> _WHAT YOU SHOULD DO_: Write out all of the entries that follow, word for word, but skip the pictures.

> _MATERIAL SUPPLIED_:
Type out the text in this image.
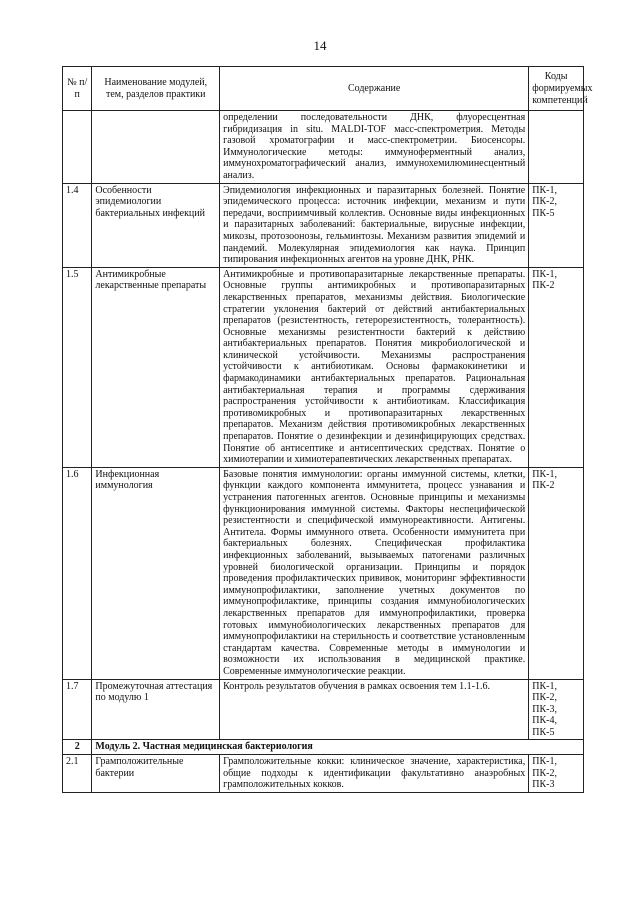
14
№ п/п	Наименование модулей, тем, разделов практики	Содержание	Коды формируемых компетенций
		определении последовательности ДНК, флуоресцентная гибридизация in situ. MALDI-TOF масс-спектрометрия. Методы газовой хроматографии и масс-спектрометрии. Биосенсоры. Иммунологические методы: иммуноферментный анализ, иммунохроматографический анализ, иммунохемилюминесцентный анализ.	
1.4	Особенности эпидемиологии бактериальных инфекций	Эпидемиология инфекционных и паразитарных болезней. Понятие эпидемического процесса: источник инфекции, механизм и пути передачи, восприимчивый коллектив. Основные виды инфекционных и паразитарных заболеваний: бактериальные, вирусные инфекции, микозы, протозоонозы, гельминтозы. Механизм развития эпидемий и пандемий. Молекулярная эпидемиология как наука. Принцип типирования инфекционных агентов на уровне ДНК, РНК.	ПК-1, ПК-2, ПК-5
1.5	Антимикробные лекарственные препараты	Антимикробные и противопаразитарные лекарственные препараты. Основные группы антимикробных и противопаразитарных лекарственных препаратов, механизмы действия. Биологические стратегии уклонения бактерий от действий антибактериальных препаратов (резистентность, гетерорезистентность, толерантность). Основные механизмы резистентности бактерий к действию антибактериальных препаратов. Понятия микробиологической и клинической устойчивости. Механизмы распространения устойчивости к антибиотикам. Основы фармакокинетики и фармакодинамики антибактериальных препаратов. Рациональная антибактериальная терапия и программы сдерживания распространения устойчивости к антибиотикам. Классификация противомикробных и противопаразитарных лекарственных препаратов. Механизм действия противомикробных лекарственных препаратов. Понятие о дезинфекции и дезинфицирующих средствах. Понятие об антисептике и антисептических средствах. Понятие о химиотерапии и химиотерапевтических лекарственных препаратах.	ПК-1, ПК-2
1.6	Инфекционная иммунология	Базовые понятия иммунологии: органы иммунной системы, клетки, функции каждого компонента иммунитета, процесс узнавания и устранения патогенных агентов. Основные принципы и механизмы функционирования иммунной системы. Факторы неспецифической резистентности и специфической иммунореактивности. Антигены. Антитела. Формы иммунного ответа. Особенности иммунитета при бактериальных болезнях. Специфическая профилактика инфекционных заболеваний, вызываемых патогенами различных уровней биологической организации. Принципы и порядок проведения профилактических прививок, мониторинг эффективности иммунопрофилактики, заполнение учетных документов по иммунопрофилактике, принципы создания иммунобиологических лекарственных препаратов для иммунопрофилактики, проверка готовых иммунобиологических лекарственных препаратов для иммунопрофилактики на стерильность и соответствие установленным стандартам качества. Современные методы в иммунологии и возможности их использования в медицинской практике. Современные иммунологические реакции.	ПК-1, ПК-2
1.7	Промежуточная аттестация по модулю 1	Контроль результатов обучения в рамках освоения тем 1.1-1.6.	ПК-1, ПК-2, ПК-3, ПК-4, ПК-5
2	Модуль 2. Частная медицинская бактериология		
2.1	Грамположительные бактерии	Грамположительные кокки: клиническое значение, характеристика, общие подходы к идентификации факультативно анаэробных грамположительных кокков.	ПК-1, ПК-2, ПК-3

> _ANSWER TO THIS TASK_:
Type out the text in this image.
14
№ п/п	Наименование модулей, тем, разделов практики	Содержание	Коды формируемых компетенций
		определении последовательности ДНК, флуоресцентная гибридизация in situ. MALDI-TOF масс-спектрометрия. Методы газовой хроматографии и масс-спектрометрии. Биосенсоры. Иммунологические методы: иммуноферментный анализ, иммунохроматографический анализ, иммунохемилюминесцентный анализ.	
1.4	Особенности эпидемиологии бактериальных инфекций	Эпидемиология инфекционных и паразитарных болезней. Понятие эпидемического процесса: источник инфекции, механизм и пути передачи, восприимчивый коллектив. Основные виды инфекционных и паразитарных заболеваний: бактериальные, вирусные инфекции, микозы, протозоонозы, гельминтозы. Механизм развития эпидемий и пандемий. Молекулярная эпидемиология как наука. Принцип типирования инфекционных агентов на уровне ДНК, РНК.	ПК-1, ПК-2, ПК-5
1.5	Антимикробные лекарственные препараты	Антимикробные и противопаразитарные лекарственные препараты. Основные группы антимикробных и противопаразитарных лекарственных препаратов, механизмы действия. Биологические стратегии уклонения бактерий от действий антибактериальных препаратов (резистентность, гетерорезистентность, толерантность). Основные механизмы резистентности бактерий к действию антибактериальных препаратов. Понятия микробиологической и клинической устойчивости. Механизмы распространения устойчивости к антибиотикам. Основы фармакокинетики и фармакодинамики антибактериальных препаратов. Рациональная антибактериальная терапия и программы сдерживания распространения устойчивости к антибиотикам. Классификация противомикробных и противопаразитарных лекарственных препаратов. Механизм действия противомикробных лекарственных препаратов. Понятие о дезинфекции и дезинфицирующих средствах. Понятие об антисептике и антисептических средствах. Понятие о химиотерапии и химиотерапевтических лекарственных препаратах.	ПК-1, ПК-2
1.6	Инфекционная иммунология	Базовые понятия иммунологии: органы иммунной системы, клетки, функции каждого компонента иммунитета, процесс узнавания и устранения патогенных агентов. Основные принципы и механизмы функционирования иммунной системы. Факторы неспецифической резистентности и специфической иммунореактивности. Антигены. Антитела. Формы иммунного ответа. Особенности иммунитета при бактериальных болезнях. Специфическая профилактика инфекционных заболеваний, вызываемых патогенами различных уровней биологической организации. Принципы и порядок проведения профилактических прививок, мониторинг эффективности иммунопрофилактики, заполнение учетных документов по иммунопрофилактике, принципы создания иммунобиологических лекарственных препаратов для иммунопрофилактики, проверка готовых иммунобиологических лекарственных препаратов для иммунопрофилактики на стерильность и соответствие установленным стандартам качества. Современные методы в иммунологии и возможности их использования в медицинской практике. Современные иммунологические реакции.	ПК-1, ПК-2
1.7	Промежуточная аттестация по модулю 1	Контроль результатов обучения в рамках освоения тем 1.1-1.6.	ПК-1, ПК-2, ПК-3, ПК-4, ПК-5
2	Модуль 2. Частная медицинская бактериология		
2.1	Грамположительные бактерии	Грамположительные кокки: клиническое значение, характеристика, общие подходы к идентификации факультативно анаэробных грамположительных кокков.	ПК-1, ПК-2, ПК-3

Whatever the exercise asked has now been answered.